» **Short task**: Copy out, unchanged, the lines in the records starting with the one that contains "text-line: 生参加省多媒体比赛等重点工作，以良好的社会评价和优秀的竞 (167, 751, 1077, 786)" and ending with the one that contains "text-line: 5、打造学前系师生党支部艺术工作品牌。充分发挥学前系 (229, 1135, 1077, 1170)", including both.

» **Material provided**:
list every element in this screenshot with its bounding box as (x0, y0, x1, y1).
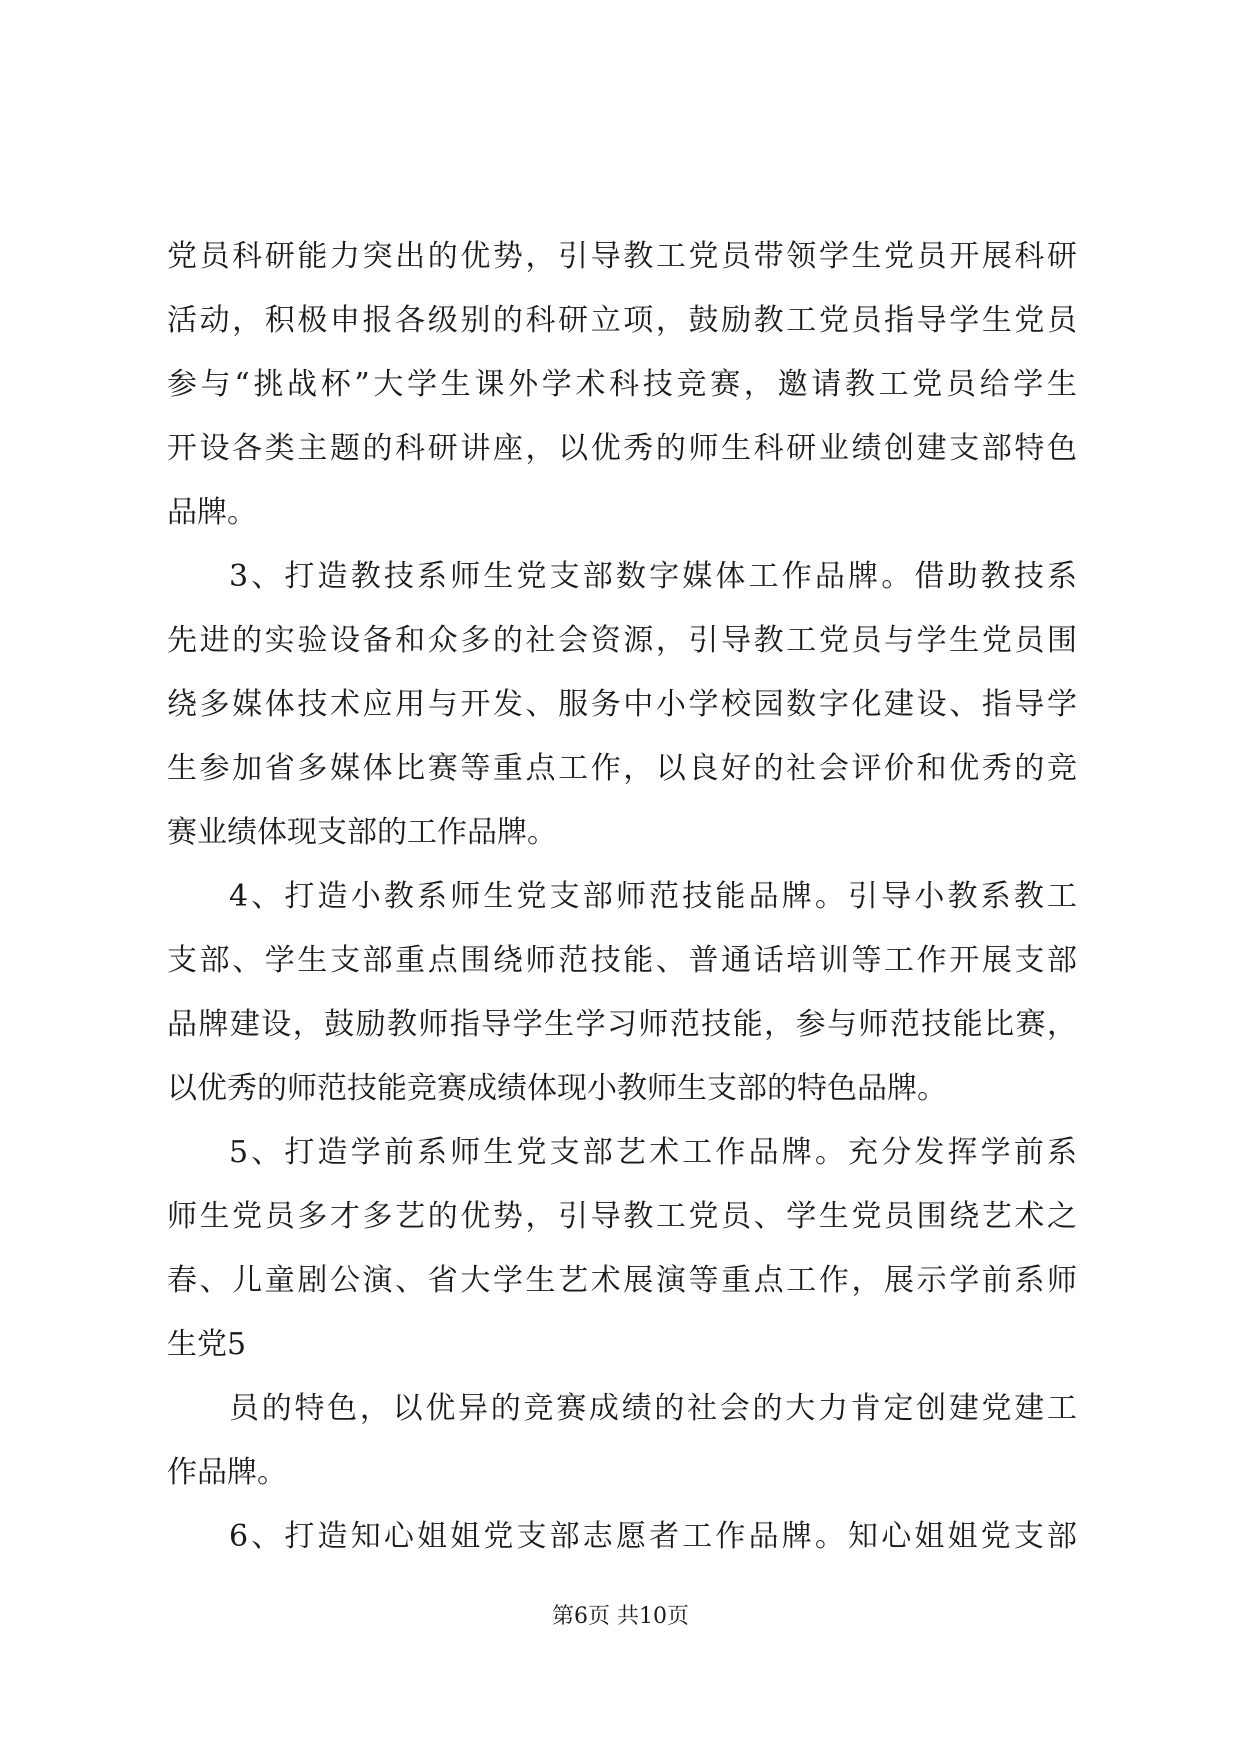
text-line: 生参加省多媒体比赛等重点工作，以良好的社会评价和优秀的竞 (167, 751, 1077, 786)
text-line: 6、打造知心姐姐党支部志愿者工作品牌。知心姐姐党支部 (229, 1519, 1077, 1554)
text-line: 3、打造教技系师生党支部数字媒体工作品牌。借助教技系 (229, 559, 1077, 594)
text-line: 生党5 (167, 1327, 247, 1362)
page-footer: 第6页 共10页 (552, 1604, 689, 1629)
text-line: 先进的实验设备和众多的社会资源，引导教工党员与学生党员围 (167, 623, 1077, 658)
text-line: 党员科研能力突出的优势，引导教工党员带领学生党员开展科研 (167, 239, 1077, 274)
text-line: 作品牌。 (167, 1455, 287, 1490)
text-line: 品牌。 (167, 495, 257, 530)
text-line: 赛业绩体现支部的工作品牌。 (167, 815, 557, 850)
text-line: 5、打造学前系师生党支部艺术工作品牌。充分发挥学前系 (229, 1135, 1077, 1170)
text-line: 品牌建设，鼓励教师指导学生学习师范技能，参与师范技能比赛， (167, 1007, 1077, 1042)
text-line: 师生党员多才多艺的优势，引导教工党员、学生党员围绕艺术之 (167, 1199, 1077, 1234)
text-line: 绕多媒体技术应用与开发、服务中小学校园数字化建设、指导学 (167, 687, 1077, 722)
text-line: 参与“挑战杯”大学生课外学术科技竞赛，邀请教工党员给学生 (167, 367, 1077, 402)
body-text (167, 225, 1077, 1569)
text-line: 支部、学生支部重点围绕师范技能、普通话培训等工作开展支部 (167, 943, 1077, 978)
text-line: 开设各类主题的科研讲座，以优秀的师生科研业绩创建支部特色 (167, 431, 1077, 466)
text-line: 活动，积极申报各级别的科研立项，鼓励教工党员指导学生党员 (167, 303, 1077, 338)
text-line: 员的特色，以优异的竞赛成绩的社会的大力肯定创建党建工 (229, 1391, 1077, 1426)
text-line: 春、儿童剧公演、省大学生艺术展演等重点工作，展示学前系师 (167, 1263, 1077, 1298)
text-line: 以优秀的师范技能竞赛成绩体现小教师生支部的特色品牌。 (167, 1071, 947, 1106)
text-line: 4、打造小教系师生党支部师范技能品牌。引导小教系教工 (229, 879, 1077, 914)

» **The result**:
text-line: 生参加省多媒体比赛等重点工作，以良好的社会评价和优秀的竞 (167, 751, 1077, 786)
text-line: 6、打造知心姐姐党支部志愿者工作品牌。知心姐姐党支部 (229, 1519, 1077, 1554)
text-line: 3、打造教技系师生党支部数字媒体工作品牌。借助教技系 (229, 559, 1077, 594)
text-line: 生党5 (167, 1327, 247, 1362)
page-footer: 第6页 共10页 (552, 1604, 689, 1629)
text-line: 先进的实验设备和众多的社会资源，引导教工党员与学生党员围 (167, 623, 1077, 658)
text-line: 党员科研能力突出的优势，引导教工党员带领学生党员开展科研 (167, 239, 1077, 274)
text-line: 作品牌。 (167, 1455, 287, 1490)
text-line: 品牌。 (167, 495, 257, 530)
text-line: 赛业绩体现支部的工作品牌。 (167, 815, 557, 850)
text-line: 5、打造学前系师生党支部艺术工作品牌。充分发挥学前系 (229, 1135, 1077, 1170)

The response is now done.